» Source excerpt
>>>>>
1. Innovate efficiently. – Especially when money is tight, it’s important not to waste
time spinning your wheels looking for a solution. Design thinking, which often means
visualizing many possible solutions upfront, can help you use both time and money more
effectively. Using a rapid prototyping process means you evaluate several tangible
concepts, each positioned for specific audiences in a slightly different manner, in a short
period of time. Keep an open mind and remember more than one solution may be viable.
Take a series of options into consumer testing repeatedly throughout the design process
so you can optimize development and adapt quickly. Working through several solutions
at once keeps you from starting back at square one if one option fails. This also helps you
get from concept to market fast enough to take advantage of ever-changing consumer
wants and whims.

“At Willoughby Design, our Innovation Lab was created specifically to help our clients
through our concept development and rapid prototyping process,” says Megan Semrick,
vice president brand innovation. “We study trends and user preferences, then visually
begin showing how these insights can fulfill business objectives. Ideas are quickly
developed as prototypes that can move into commercialization and be sent to market in a
compressed timeframe.”

2. Find and fill the white space. – The greatest mistake businesses make in a recession
is missing an opportunity. Take a good look at your audience’s habits and needs. What’s
missing? Is there an opportunity to fill a gap a competitor has left? A niche market whose
audience is looking for exactly what you’re offering? Take advantage of opportunities, no
matter how small, that have been left on the table. Sometimes this simply means taking a
good idea to the next level.
<<<<<
» Excerpted records
>>>>>
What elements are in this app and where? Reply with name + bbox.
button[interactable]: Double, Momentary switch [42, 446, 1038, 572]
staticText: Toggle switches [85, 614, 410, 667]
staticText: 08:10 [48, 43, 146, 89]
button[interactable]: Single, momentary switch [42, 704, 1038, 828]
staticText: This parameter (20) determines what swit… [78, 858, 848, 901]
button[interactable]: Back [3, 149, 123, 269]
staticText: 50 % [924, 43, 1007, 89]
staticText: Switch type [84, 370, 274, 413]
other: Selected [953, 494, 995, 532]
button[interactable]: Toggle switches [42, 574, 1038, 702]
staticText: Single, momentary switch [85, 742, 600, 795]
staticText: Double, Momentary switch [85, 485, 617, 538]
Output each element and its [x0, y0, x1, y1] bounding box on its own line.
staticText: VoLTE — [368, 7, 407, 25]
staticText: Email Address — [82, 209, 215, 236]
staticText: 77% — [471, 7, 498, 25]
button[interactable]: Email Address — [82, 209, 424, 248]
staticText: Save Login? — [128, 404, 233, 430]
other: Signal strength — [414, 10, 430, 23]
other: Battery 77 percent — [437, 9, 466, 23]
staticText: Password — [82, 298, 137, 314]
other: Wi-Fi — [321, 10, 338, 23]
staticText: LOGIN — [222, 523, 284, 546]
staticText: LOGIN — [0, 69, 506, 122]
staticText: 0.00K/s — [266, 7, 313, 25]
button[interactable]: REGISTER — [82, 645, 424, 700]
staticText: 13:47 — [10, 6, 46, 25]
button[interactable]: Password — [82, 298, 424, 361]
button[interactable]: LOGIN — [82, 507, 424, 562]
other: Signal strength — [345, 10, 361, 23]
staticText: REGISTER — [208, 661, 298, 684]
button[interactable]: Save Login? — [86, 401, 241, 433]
<<<<<
» Written problem A
Quote the listing word for word, from its first line up to and including the line containing "staticText: Switch type [84, 370, 274, 413]".
» Written problem B
Write what comes next in the passage on business innovation during a recession, picking up after its final sentence.

» Task result A
What elements are in this app and where? Reply with name + bbox.
button[interactable]: Double, Momentary switch [42, 446, 1038, 572]
staticText: Toggle switches [85, 614, 410, 667]
staticText: 08:10 [48, 43, 146, 89]
button[interactable]: Single, momentary switch [42, 704, 1038, 828]
staticText: This parameter (20) determines what swit… [78, 858, 848, 901]
button[interactable]: Back [3, 149, 123, 269]
staticText: 50 % [924, 43, 1007, 89]
staticText: Switch type [84, 370, 274, 413]

» Task result B
Willoughby recently helped a new start-up brand, Organicare, take advantage of white
space in the luxury skin care category. The first line of USDA-organic certified skincare,
Organicare targets an upscale audience at high-end department store cosmetic counters.
Until recently, luxury and eco-friendly have not been combined in any category. The
challenge was to create a compelling brand and packaging system that blended luxury,
performance and sustainability. The Willoughby team applied its process of rapid
prototyping to develop a broad series of design concepts and find the right direction for
this product line.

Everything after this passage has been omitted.